== Written instruction ==
Word for word, transcribe the lines from the one containing "OCR this image." through the end of the entries, both included, and nothing else.

== Records for processing ==
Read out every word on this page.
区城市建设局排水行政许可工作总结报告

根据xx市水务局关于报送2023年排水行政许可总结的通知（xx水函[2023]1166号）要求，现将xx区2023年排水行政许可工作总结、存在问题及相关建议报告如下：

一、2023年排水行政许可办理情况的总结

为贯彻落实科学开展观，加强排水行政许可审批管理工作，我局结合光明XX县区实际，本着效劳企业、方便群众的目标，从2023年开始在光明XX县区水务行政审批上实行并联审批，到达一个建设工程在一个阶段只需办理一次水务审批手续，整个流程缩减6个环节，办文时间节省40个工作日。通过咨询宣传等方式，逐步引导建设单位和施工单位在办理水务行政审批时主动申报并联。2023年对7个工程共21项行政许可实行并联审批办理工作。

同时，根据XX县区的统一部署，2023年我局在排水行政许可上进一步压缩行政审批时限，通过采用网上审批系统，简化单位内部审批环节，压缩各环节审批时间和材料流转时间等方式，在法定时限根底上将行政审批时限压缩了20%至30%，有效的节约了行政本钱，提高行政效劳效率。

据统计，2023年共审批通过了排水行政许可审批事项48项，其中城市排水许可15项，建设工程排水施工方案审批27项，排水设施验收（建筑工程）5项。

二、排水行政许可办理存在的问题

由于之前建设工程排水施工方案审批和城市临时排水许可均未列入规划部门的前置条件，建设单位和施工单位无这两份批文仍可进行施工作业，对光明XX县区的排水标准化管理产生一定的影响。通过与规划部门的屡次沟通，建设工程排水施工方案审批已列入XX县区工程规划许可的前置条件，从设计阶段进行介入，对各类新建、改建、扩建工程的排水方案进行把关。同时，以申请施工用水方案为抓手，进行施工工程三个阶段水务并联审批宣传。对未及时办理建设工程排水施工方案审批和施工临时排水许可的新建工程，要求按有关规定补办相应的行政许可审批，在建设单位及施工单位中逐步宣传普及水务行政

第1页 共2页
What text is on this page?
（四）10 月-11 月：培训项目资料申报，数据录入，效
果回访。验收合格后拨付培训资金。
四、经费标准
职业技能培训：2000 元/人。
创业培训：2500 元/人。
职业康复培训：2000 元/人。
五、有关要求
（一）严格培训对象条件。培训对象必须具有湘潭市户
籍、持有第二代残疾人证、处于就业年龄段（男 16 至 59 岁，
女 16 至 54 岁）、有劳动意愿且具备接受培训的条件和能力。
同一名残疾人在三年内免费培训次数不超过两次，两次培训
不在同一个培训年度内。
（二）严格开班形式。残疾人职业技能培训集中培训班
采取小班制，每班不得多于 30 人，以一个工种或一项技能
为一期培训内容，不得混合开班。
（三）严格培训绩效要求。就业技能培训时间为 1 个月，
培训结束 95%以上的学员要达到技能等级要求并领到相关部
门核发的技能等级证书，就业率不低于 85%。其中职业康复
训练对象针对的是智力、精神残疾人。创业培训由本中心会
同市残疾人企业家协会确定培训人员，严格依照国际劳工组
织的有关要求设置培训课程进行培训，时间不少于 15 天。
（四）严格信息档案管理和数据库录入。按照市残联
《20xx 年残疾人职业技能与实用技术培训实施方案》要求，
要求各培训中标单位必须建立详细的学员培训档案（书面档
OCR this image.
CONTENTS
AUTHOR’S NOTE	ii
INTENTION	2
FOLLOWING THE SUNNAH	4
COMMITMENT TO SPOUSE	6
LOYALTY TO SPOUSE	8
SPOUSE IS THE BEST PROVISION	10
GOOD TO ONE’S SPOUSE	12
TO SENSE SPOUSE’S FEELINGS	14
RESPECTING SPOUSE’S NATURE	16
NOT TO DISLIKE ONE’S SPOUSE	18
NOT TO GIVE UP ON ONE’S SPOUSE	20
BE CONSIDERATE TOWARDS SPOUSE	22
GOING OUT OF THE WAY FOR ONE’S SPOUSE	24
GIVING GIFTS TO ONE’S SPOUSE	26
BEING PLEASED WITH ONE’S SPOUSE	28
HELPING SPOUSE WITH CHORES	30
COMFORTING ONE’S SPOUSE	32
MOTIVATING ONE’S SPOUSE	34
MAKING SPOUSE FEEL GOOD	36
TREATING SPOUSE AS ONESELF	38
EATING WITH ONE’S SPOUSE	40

== Finished answer ==
OCR this image.
CONTENTS
AUTHOR’S NOTE	ii
INTENTION	2
FOLLOWING THE SUNNAH	4
COMMITMENT TO SPOUSE	6
LOYALTY TO SPOUSE	8
SPOUSE IS THE BEST PROVISION	10
GOOD TO ONE’S SPOUSE	12
TO SENSE SPOUSE’S FEELINGS	14
RESPECTING SPOUSE’S NATURE	16
NOT TO DISLIKE ONE’S SPOUSE	18
NOT TO GIVE UP ON ONE’S SPOUSE	20
BE CONSIDERATE TOWARDS SPOUSE	22
GOING OUT OF THE WAY FOR ONE’S SPOUSE	24
GIVING GIFTS TO ONE’S SPOUSE	26
BEING PLEASED WITH ONE’S SPOUSE	28
HELPING SPOUSE WITH CHORES	30
COMFORTING ONE’S SPOUSE	32
MOTIVATING ONE’S SPOUSE	34
MAKING SPOUSE FEEL GOOD	36
TREATING SPOUSE AS ONESELF	38
EATING WITH ONE’S SPOUSE	40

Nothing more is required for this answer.